PROBLEM REQUIREMENTS: Pull out the data below, word for word, from its first line through the line holding "row-name: maps (18, 165, 40, 174)". Include both of those lines.

--- START OF EXERCISE DATA ---

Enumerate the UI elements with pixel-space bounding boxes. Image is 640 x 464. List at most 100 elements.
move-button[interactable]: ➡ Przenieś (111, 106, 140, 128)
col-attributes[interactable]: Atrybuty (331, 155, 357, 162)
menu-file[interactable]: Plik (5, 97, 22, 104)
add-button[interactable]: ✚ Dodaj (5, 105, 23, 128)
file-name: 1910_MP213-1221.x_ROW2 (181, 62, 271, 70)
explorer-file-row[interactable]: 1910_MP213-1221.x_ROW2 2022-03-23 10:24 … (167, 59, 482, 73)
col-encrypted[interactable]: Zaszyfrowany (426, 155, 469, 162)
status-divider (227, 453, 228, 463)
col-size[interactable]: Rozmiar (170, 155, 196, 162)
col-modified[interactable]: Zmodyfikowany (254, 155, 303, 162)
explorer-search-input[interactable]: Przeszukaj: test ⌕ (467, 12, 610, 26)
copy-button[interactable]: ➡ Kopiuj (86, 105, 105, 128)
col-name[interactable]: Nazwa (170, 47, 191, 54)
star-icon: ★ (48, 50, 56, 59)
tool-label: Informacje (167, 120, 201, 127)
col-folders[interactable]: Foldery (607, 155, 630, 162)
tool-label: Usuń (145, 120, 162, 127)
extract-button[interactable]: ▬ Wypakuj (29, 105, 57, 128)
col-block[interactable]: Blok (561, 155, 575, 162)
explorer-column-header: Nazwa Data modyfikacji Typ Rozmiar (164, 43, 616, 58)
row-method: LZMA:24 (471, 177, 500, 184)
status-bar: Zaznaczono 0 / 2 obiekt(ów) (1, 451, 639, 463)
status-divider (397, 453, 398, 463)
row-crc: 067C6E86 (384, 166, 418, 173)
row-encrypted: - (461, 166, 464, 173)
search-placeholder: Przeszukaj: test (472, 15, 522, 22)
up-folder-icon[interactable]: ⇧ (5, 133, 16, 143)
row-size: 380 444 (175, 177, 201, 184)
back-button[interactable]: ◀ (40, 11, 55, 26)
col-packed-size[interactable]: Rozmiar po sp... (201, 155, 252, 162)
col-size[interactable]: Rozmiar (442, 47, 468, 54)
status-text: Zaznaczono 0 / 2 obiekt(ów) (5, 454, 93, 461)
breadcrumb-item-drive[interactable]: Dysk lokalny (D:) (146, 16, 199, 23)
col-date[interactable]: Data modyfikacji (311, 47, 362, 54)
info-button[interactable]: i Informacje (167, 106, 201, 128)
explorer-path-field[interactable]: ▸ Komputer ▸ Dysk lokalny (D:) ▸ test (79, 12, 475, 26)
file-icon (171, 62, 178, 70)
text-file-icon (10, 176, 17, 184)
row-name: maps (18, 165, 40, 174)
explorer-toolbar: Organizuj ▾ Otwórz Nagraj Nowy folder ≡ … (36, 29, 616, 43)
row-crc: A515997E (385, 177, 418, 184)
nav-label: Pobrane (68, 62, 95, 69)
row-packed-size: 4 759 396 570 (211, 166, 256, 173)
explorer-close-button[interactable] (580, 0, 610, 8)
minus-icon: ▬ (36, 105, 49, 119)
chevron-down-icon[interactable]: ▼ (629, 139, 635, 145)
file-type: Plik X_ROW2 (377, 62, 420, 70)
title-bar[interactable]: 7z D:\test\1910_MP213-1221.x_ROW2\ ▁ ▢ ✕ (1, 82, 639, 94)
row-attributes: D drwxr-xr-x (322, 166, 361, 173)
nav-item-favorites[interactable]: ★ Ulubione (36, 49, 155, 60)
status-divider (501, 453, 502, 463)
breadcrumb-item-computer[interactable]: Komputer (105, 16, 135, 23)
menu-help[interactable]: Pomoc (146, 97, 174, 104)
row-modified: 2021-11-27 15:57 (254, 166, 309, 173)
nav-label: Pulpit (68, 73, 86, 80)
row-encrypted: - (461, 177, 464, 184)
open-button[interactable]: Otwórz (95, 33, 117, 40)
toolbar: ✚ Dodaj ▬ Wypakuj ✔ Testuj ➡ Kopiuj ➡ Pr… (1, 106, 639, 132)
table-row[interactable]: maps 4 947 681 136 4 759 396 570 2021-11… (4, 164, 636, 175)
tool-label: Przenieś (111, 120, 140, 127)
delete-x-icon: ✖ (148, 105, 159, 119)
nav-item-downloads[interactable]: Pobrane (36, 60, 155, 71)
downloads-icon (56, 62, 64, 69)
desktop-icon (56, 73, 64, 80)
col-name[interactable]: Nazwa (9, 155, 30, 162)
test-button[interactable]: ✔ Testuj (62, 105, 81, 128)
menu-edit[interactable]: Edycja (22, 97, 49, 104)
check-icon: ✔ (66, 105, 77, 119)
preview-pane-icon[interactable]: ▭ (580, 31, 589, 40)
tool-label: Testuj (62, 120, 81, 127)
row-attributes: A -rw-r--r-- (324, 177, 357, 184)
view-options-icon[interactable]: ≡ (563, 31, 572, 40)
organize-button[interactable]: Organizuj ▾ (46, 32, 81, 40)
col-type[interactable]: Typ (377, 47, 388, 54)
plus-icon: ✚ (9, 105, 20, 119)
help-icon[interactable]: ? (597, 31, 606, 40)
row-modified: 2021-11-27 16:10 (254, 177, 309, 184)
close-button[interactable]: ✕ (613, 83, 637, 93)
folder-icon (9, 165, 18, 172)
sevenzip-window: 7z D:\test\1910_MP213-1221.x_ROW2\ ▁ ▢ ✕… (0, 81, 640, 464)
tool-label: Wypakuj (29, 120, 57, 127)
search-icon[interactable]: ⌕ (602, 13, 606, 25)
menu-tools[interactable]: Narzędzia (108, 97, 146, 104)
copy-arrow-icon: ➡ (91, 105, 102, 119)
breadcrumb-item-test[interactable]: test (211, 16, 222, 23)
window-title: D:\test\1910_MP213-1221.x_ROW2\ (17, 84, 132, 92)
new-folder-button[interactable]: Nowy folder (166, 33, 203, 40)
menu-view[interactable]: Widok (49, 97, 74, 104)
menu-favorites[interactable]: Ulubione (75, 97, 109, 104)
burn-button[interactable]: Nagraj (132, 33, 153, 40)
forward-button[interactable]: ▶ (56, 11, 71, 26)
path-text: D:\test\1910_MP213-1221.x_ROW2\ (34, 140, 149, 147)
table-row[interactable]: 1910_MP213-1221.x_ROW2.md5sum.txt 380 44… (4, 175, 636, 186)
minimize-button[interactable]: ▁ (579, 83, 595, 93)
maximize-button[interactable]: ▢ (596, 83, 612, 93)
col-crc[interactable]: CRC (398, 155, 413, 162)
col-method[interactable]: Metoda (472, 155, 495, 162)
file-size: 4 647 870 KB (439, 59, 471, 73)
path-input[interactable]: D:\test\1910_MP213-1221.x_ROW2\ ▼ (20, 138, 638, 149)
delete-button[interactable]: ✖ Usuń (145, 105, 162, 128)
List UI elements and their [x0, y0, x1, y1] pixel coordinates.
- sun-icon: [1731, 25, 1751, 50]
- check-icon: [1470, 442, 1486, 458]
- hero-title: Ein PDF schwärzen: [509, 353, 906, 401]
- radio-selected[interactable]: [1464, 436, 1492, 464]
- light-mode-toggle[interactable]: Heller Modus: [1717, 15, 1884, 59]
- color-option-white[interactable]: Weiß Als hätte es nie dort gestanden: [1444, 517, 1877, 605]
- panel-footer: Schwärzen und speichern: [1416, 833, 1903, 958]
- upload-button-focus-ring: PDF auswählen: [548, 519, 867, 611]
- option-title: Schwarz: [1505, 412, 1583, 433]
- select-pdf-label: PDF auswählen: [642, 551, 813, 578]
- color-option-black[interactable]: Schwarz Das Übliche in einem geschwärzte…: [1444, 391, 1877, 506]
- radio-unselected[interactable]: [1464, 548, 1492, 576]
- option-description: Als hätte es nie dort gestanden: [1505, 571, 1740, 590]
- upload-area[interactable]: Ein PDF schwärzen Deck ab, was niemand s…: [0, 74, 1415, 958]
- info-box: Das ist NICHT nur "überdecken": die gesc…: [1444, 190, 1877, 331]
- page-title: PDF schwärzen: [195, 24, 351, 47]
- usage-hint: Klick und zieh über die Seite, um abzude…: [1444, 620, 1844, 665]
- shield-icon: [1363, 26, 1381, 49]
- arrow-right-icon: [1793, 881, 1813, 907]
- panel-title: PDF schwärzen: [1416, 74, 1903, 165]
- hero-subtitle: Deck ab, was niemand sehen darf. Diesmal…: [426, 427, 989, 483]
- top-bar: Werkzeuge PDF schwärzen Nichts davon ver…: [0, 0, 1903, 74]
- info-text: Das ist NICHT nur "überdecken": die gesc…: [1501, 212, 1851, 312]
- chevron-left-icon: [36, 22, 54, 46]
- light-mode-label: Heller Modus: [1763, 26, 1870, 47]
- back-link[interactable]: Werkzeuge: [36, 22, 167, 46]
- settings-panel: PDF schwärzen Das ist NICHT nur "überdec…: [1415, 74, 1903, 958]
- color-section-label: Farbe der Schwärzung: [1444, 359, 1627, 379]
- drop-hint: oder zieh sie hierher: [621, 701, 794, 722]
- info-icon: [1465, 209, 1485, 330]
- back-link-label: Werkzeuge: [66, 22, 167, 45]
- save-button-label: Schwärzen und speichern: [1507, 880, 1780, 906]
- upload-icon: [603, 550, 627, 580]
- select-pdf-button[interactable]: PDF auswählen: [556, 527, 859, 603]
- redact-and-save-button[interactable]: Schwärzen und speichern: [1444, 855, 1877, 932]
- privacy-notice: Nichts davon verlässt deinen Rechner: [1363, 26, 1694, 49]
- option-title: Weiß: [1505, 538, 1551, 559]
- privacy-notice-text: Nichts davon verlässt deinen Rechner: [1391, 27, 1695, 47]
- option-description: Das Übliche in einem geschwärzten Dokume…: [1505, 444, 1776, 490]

--- END OF EXERCISE DATA ---

REPLY TO THE TASK:
Enumerate the UI elements with pixel-space bounding boxes. Image is 640 x 464. List at most 100 elements.
move-button[interactable]: ➡ Przenieś (111, 106, 140, 128)
col-attributes[interactable]: Atrybuty (331, 155, 357, 162)
menu-file[interactable]: Plik (5, 97, 22, 104)
add-button[interactable]: ✚ Dodaj (5, 105, 23, 128)
file-name: 1910_MP213-1221.x_ROW2 (181, 62, 271, 70)
explorer-file-row[interactable]: 1910_MP213-1221.x_ROW2 2022-03-23 10:24 … (167, 59, 482, 73)
col-encrypted[interactable]: Zaszyfrowany (426, 155, 469, 162)
status-divider (227, 453, 228, 463)
col-size[interactable]: Rozmiar (170, 155, 196, 162)
col-modified[interactable]: Zmodyfikowany (254, 155, 303, 162)
explorer-search-input[interactable]: Przeszukaj: test ⌕ (467, 12, 610, 26)
copy-button[interactable]: ➡ Kopiuj (86, 105, 105, 128)
col-name[interactable]: Nazwa (170, 47, 191, 54)
star-icon: ★ (48, 50, 56, 59)
tool-label: Informacje (167, 120, 201, 127)
col-folders[interactable]: Foldery (607, 155, 630, 162)
tool-label: Usuń (145, 120, 162, 127)
extract-button[interactable]: ▬ Wypakuj (29, 105, 57, 128)
col-block[interactable]: Blok (561, 155, 575, 162)
explorer-column-header: Nazwa Data modyfikacji Typ Rozmiar (164, 43, 616, 58)
row-method: LZMA:24 (471, 177, 500, 184)
status-bar: Zaznaczono 0 / 2 obiekt(ów) (1, 451, 639, 463)
status-divider (397, 453, 398, 463)
row-crc: 067C6E86 (384, 166, 418, 173)
row-encrypted: - (461, 166, 464, 173)
search-placeholder: Przeszukaj: test (472, 15, 522, 22)
up-folder-icon[interactable]: ⇧ (5, 133, 16, 143)
row-size: 380 444 (175, 177, 201, 184)
back-button[interactable]: ◀ (40, 11, 55, 26)
col-packed-size[interactable]: Rozmiar po sp... (201, 155, 252, 162)
col-size[interactable]: Rozmiar (442, 47, 468, 54)
status-text: Zaznaczono 0 / 2 obiekt(ów) (5, 454, 93, 461)
breadcrumb-item-drive[interactable]: Dysk lokalny (D:) (146, 16, 199, 23)
col-date[interactable]: Data modyfikacji (311, 47, 362, 54)
info-button[interactable]: i Informacje (167, 106, 201, 128)
explorer-path-field[interactable]: ▸ Komputer ▸ Dysk lokalny (D:) ▸ test (79, 12, 475, 26)
file-icon (171, 62, 178, 70)
text-file-icon (10, 176, 17, 184)
row-name: maps (18, 165, 40, 174)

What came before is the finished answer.